All records should be reproduced verbatim.
[Begin Source data]
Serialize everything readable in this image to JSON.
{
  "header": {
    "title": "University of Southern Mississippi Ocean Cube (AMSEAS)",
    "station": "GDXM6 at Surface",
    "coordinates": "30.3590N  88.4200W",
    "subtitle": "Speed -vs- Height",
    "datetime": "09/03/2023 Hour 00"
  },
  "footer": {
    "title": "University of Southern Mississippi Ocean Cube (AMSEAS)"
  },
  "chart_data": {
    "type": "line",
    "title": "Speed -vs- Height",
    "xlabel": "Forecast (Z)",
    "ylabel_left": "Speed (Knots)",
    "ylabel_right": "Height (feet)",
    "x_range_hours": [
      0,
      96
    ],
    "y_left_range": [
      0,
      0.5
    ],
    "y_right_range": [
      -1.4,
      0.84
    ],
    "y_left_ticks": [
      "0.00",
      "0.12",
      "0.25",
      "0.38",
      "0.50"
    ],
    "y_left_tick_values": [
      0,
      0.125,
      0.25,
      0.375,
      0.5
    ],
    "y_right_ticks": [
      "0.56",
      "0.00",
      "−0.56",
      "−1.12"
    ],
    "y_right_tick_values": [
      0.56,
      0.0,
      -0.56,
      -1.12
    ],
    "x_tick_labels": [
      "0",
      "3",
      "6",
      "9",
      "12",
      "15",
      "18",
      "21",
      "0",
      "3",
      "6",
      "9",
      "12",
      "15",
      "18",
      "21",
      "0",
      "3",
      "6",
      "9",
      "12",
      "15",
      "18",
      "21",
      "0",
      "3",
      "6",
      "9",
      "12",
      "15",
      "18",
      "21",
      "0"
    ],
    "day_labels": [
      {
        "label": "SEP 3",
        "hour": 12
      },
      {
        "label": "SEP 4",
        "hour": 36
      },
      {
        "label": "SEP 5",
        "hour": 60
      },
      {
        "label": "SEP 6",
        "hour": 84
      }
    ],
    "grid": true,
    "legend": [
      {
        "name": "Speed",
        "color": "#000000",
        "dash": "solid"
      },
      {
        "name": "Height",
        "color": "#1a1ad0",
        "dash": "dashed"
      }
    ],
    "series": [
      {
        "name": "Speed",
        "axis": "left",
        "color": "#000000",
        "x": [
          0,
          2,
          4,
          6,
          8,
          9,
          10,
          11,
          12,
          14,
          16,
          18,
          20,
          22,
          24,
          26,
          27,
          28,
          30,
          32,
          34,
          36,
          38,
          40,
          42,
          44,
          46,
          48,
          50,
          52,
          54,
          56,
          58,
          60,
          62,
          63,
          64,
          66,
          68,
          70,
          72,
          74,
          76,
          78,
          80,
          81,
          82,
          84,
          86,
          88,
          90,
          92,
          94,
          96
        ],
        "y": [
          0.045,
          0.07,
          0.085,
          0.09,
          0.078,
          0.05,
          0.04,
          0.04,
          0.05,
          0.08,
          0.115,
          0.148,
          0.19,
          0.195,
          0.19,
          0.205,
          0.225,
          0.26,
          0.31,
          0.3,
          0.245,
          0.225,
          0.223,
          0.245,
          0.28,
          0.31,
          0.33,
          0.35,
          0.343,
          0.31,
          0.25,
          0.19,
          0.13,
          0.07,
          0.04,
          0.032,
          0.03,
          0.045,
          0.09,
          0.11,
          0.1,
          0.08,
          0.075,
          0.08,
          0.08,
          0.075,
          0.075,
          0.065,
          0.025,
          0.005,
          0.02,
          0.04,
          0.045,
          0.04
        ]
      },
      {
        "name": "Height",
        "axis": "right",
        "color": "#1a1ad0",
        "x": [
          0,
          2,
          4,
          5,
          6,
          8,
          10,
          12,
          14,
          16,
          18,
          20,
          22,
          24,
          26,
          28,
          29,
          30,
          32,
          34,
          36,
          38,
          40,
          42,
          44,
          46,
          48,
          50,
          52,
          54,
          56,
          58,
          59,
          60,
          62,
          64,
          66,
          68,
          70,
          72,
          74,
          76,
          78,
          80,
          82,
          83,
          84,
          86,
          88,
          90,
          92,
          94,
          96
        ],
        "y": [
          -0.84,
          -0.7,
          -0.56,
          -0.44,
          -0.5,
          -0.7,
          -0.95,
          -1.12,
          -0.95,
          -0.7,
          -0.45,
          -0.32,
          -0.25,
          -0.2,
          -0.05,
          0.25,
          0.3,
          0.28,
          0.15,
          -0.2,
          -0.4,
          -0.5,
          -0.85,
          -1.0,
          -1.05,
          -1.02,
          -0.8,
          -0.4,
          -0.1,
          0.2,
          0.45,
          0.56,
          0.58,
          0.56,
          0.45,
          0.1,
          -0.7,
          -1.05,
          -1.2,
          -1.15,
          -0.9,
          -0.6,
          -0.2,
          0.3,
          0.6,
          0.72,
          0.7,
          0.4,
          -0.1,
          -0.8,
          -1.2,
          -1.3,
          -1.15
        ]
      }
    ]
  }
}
[End Source data]
The result:
Serialize everything readable in this image to JSON.
{
  "header": {
    "title": "University of Southern Mississippi Ocean Cube (AMSEAS)",
    "station": "GDXM6 at Surface",
    "coordinates": "30.3590N  88.4200W",
    "subtitle": "Speed -vs- Height",
    "datetime": "09/03/2023 Hour 00"
  },
  "footer": {
    "title": "University of Southern Mississippi Ocean Cube (AMSEAS)"
  },
  "chart_data": {
    "type": "line",
    "title": "Speed -vs- Height",
    "xlabel": "Forecast (Z)",
    "ylabel_left": "Speed (Knots)",
    "ylabel_right": "Height (feet)",
    "x_range_hours": [
      0,
      96
    ],
    "y_left_range": [
      0,
      0.5
    ],
    "y_right_range": [
      -1.4,
      0.84
    ],
    "y_left_ticks": [
      "0.00",
      "0.12",
      "0.25",
      "0.38",
      "0.50"
    ],
    "y_left_tick_values": [
      0,
      0.125,
      0.25,
      0.375,
      0.5
    ],
    "y_right_ticks": [
      "0.56",
      "0.00",
      "−0.56",
      "−1.12"
    ],
    "y_right_tick_values": [
      0.56,
      0.0,
      -0.56,
      -1.12
    ],
    "x_tick_labels": [
      "0",
      "3",
      "6",
      "9",
      "12",
      "15",
      "18",
      "21",
      "0",
      "3",
      "6",
      "9",
      "12",
      "15",
      "18",
      "21",
      "0",
      "3",
      "6",
      "9",
      "12",
      "15",
      "18",
      "21",
      "0",
      "3",
      "6",
      "9",
      "12",
      "15",
      "18",
      "21",
      "0"
    ],
    "day_labels": [
      {
        "label": "SEP 3",
        "hour": 12
      },
      {
        "label": "SEP 4",
        "hour": 36
      },
      {
        "label": "SEP 5",
        "hour": 60
      },
      {
        "label": "SEP 6",
        "hour": 84
      }
    ],
    "grid": true,
    "legend": [
      {
        "name": "Speed",
        "color": "#000000",
        "dash": "solid"
      },
      {
        "name": "Height",
        "color": "#1a1ad0",
        "dash": "dashed"
      }
    ],
    "series": [
      {
        "name": "Speed",
        "axis": "left",
        "color": "#000000",
        "x": [
          0,
          2,
          4,
          6,
          8,
          9,
          10,
          11,
          12,
          14,
          16,
          18,
          20,
          22,
          24,
          26,
          27,
          28,
          30,
          32,
          34,
          36,
          38,
          40,
          42,
          44,
          46,
          48,
          50,
          52,
          54,
          56,
          58,
          60,
          62,
          63,
          64,
          66,
          68,
          70,
          72,
          74,
          76,
          78,
          80,
          81,
          82,
          84,
          86,
          88,
          90,
          92,
          94,
          96
        ],
        "y": [
          0.045,
          0.07,
          0.085,
          0.09,
          0.078,
          0.05,
          0.04,
          0.04,
          0.05,
          0.08,
          0.115,
          0.148,
          0.19,
          0.195,
          0.19,
          0.205,
          0.225,
          0.26,
          0.31,
          0.3,
          0.245,
          0.225,
          0.223,
          0.245,
          0.28,
          0.31,
          0.33,
          0.35,
          0.343,
          0.31,
          0.25,
          0.19,
          0.13,
          0.07,
          0.04,
          0.032,
          0.03,
          0.045,
          0.09,
          0.11,
          0.1,
          0.08,
          0.075,
          0.08,
          0.08,
          0.075,
          0.075,
          0.065,
          0.025,
          0.005,
          0.02,
          0.04,
          0.045,
          0.04
        ]
      },
      {
        "name": "Height",
        "axis": "right",
        "color": "#1a1ad0",
        "x": [
          0,
          2,
          4,
          5,
          6,
          8,
          10,
          12,
          14,
          16,
          18,
          20,
          22,
          24,
          26,
          28,
          29,
          30,
          32,
          34,
          36,
          38,
          40,
          42,
          44,
          46,
          48,
          50,
          52,
          54,
          56,
          58,
          59,
          60,
          62,
          64,
          66,
          68,
          70,
          72,
          74,
          76,
          78,
          80,
          82,
          83,
          84,
          86,
          88,
          90,
          92,
          94,
          96
        ],
        "y": [
          -0.84,
          -0.7,
          -0.56,
          -0.44,
          -0.5,
          -0.7,
          -0.95,
          -1.12,
          -0.95,
          -0.7,
          -0.45,
          -0.32,
          -0.25,
          -0.2,
          -0.05,
          0.25,
          0.3,
          0.28,
          0.15,
          -0.2,
          -0.4,
          -0.5,
          -0.85,
          -1.0,
          -1.05,
          -1.02,
          -0.8,
          -0.4,
          -0.1,
          0.2,
          0.45,
          0.56,
          0.58,
          0.56,
          0.45,
          0.1,
          -0.7,
          -1.05,
          -1.2,
          -1.15,
          -0.9,
          -0.6,
          -0.2,
          0.3,
          0.6,
          0.72,
          0.7,
          0.4,
          -0.1,
          -0.8,
          -1.2,
          -1.3,
          -1.15
        ]
      }
    ]
  }
}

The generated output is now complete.